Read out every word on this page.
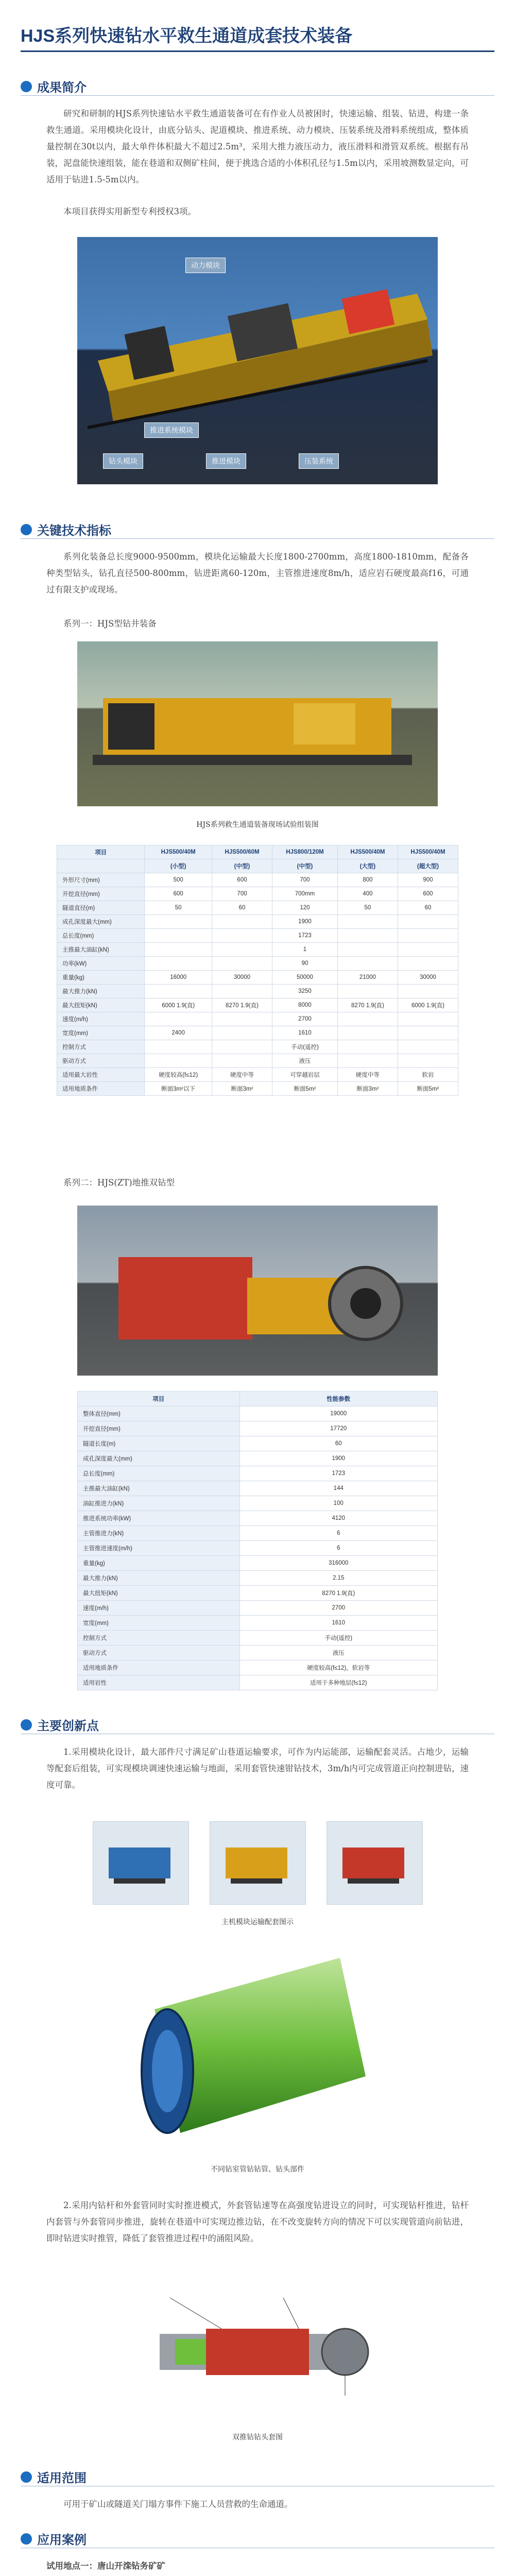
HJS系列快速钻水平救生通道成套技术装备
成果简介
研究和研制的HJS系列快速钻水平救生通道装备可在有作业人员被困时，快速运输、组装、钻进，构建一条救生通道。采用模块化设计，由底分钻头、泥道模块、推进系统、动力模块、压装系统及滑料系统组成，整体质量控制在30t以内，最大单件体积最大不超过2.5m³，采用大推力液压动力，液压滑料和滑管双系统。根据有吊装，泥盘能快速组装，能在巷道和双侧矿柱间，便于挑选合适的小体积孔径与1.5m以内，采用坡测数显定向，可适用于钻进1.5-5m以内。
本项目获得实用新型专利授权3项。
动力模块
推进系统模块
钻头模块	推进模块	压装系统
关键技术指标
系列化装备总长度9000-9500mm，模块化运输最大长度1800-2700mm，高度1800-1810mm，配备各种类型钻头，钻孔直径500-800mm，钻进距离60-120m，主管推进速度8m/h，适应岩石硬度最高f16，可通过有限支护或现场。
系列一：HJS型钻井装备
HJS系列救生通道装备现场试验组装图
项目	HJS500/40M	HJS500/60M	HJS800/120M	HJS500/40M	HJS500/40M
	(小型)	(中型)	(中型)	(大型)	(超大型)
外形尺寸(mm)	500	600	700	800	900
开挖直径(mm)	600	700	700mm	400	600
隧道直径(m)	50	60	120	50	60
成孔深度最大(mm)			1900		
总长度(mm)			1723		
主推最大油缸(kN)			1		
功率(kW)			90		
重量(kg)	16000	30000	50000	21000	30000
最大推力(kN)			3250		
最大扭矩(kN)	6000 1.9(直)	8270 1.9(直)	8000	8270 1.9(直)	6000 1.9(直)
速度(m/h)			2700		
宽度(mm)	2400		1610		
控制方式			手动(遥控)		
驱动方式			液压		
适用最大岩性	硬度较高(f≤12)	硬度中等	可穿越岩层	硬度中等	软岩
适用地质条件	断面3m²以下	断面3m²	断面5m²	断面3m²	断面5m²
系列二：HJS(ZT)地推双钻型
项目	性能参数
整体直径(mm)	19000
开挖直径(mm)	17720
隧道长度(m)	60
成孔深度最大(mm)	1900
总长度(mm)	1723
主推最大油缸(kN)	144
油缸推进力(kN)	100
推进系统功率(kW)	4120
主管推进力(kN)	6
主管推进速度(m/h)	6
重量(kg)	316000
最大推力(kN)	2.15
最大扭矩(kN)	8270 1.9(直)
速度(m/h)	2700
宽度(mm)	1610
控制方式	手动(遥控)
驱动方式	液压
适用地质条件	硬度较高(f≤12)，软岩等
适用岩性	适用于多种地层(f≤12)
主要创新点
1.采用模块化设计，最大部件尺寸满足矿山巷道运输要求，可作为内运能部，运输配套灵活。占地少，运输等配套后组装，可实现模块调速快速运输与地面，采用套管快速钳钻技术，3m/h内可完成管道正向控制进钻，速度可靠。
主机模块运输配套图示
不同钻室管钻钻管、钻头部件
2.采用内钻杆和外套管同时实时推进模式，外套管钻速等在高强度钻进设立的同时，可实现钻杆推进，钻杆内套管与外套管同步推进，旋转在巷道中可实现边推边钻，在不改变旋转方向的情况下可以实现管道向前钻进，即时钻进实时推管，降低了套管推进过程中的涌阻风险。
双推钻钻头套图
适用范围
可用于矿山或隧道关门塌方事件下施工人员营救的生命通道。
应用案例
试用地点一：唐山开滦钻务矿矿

######

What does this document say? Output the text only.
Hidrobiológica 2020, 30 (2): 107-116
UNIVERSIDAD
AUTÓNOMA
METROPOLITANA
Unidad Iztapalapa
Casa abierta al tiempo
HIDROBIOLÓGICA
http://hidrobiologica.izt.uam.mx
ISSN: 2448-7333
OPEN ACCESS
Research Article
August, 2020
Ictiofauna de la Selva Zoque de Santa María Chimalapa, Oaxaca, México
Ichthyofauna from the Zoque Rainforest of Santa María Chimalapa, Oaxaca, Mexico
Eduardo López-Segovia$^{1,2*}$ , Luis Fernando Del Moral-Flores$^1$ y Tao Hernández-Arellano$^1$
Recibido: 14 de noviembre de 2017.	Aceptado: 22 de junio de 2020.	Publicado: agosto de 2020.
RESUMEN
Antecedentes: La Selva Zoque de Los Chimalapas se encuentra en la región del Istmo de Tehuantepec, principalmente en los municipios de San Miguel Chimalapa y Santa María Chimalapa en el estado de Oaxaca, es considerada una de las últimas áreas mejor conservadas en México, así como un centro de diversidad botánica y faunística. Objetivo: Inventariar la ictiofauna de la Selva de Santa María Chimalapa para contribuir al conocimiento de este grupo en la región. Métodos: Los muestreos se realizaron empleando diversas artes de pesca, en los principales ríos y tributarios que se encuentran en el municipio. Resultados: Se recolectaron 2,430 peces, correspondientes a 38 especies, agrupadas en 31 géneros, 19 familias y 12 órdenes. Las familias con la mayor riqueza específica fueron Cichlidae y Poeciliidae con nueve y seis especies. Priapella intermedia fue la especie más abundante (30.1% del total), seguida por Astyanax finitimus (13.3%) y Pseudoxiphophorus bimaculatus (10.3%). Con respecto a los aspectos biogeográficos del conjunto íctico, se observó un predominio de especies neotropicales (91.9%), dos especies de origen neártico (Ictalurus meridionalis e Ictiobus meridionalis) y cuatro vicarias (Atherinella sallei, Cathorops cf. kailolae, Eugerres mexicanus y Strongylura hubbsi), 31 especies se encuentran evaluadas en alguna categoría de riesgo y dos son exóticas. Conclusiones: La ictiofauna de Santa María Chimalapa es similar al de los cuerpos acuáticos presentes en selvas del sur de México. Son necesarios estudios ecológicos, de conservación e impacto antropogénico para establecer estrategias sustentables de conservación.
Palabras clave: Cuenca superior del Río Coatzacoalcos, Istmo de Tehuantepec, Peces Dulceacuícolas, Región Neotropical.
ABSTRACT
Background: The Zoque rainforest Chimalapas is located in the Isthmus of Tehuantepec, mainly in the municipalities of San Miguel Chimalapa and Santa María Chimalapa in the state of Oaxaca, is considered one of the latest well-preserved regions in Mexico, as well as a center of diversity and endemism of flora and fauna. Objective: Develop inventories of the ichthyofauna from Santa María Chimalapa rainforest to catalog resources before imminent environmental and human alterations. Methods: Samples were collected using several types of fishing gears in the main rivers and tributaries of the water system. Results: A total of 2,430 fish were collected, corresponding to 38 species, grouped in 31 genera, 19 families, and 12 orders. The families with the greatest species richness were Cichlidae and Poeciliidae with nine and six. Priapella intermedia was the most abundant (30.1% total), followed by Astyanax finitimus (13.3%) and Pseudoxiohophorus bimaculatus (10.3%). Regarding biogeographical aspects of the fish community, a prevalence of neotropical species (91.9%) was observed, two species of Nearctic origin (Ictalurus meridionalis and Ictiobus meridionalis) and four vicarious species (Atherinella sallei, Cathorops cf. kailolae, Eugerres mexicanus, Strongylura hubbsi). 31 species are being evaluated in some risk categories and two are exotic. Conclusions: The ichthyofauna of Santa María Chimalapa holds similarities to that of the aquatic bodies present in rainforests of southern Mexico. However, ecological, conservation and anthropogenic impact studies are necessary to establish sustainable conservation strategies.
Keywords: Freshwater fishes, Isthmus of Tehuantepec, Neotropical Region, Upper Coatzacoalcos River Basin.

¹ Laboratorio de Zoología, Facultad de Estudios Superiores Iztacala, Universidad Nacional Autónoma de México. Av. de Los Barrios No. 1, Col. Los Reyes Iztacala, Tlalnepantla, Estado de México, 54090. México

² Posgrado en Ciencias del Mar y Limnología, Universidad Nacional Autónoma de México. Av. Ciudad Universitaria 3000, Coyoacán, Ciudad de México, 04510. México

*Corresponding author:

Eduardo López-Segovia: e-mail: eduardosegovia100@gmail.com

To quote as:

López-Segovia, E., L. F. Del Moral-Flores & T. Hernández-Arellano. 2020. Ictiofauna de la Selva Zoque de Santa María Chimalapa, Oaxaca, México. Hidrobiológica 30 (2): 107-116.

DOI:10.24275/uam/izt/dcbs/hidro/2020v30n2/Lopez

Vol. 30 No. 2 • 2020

######

_EXERCISE GOAL:_ Show every line of the listing in which the string "Hernández" can be found.

_RESPONSE BELOW:_
Eduardo López-Segovia$^{1,2*}$ , Luis Fernando Del Moral-Flores$^1$ y Tao Hernández-Arellano$^1$
López-Segovia, E., L. F. Del Moral-Flores & T. Hernández-Arellano. 2020. Ictiofauna de la Selva Zoque de Santa María Chimalapa, Oaxaca, México. Hidrobiológica 30 (2): 107-116.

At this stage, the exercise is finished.